Work to be completed: Extract all lines that hold the string "this".

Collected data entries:
________________________

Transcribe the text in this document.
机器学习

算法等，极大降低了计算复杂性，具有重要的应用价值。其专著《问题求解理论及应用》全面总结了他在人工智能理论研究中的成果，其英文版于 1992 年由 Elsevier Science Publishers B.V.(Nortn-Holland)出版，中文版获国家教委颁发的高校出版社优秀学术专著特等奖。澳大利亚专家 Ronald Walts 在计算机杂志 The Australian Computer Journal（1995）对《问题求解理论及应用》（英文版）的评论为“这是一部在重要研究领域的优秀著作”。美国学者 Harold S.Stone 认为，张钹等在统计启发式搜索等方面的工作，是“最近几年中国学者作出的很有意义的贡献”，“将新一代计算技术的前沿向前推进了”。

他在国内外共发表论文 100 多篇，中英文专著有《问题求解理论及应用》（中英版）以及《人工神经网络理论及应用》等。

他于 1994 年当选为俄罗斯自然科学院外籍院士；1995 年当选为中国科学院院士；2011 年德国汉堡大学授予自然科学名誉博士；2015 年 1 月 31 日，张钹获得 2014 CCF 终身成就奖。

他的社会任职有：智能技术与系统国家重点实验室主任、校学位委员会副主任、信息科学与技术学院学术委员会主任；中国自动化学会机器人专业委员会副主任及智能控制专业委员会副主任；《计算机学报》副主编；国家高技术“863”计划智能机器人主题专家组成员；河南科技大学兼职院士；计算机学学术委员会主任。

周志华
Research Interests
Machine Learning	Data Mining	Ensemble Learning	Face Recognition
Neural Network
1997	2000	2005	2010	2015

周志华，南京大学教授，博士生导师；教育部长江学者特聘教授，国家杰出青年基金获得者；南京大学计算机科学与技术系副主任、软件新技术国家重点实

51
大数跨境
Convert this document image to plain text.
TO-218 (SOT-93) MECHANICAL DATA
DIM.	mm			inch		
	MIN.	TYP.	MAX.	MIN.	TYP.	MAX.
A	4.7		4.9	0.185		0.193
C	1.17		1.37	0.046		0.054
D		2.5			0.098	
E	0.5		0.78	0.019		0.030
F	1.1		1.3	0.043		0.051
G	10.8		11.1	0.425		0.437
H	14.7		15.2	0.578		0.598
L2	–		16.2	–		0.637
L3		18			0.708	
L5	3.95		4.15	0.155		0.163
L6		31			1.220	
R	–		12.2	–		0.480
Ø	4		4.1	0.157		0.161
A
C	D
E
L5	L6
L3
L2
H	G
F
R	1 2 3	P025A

________________________

Full answer:
Transcribe the text in this document.
Convert this document image to plain text.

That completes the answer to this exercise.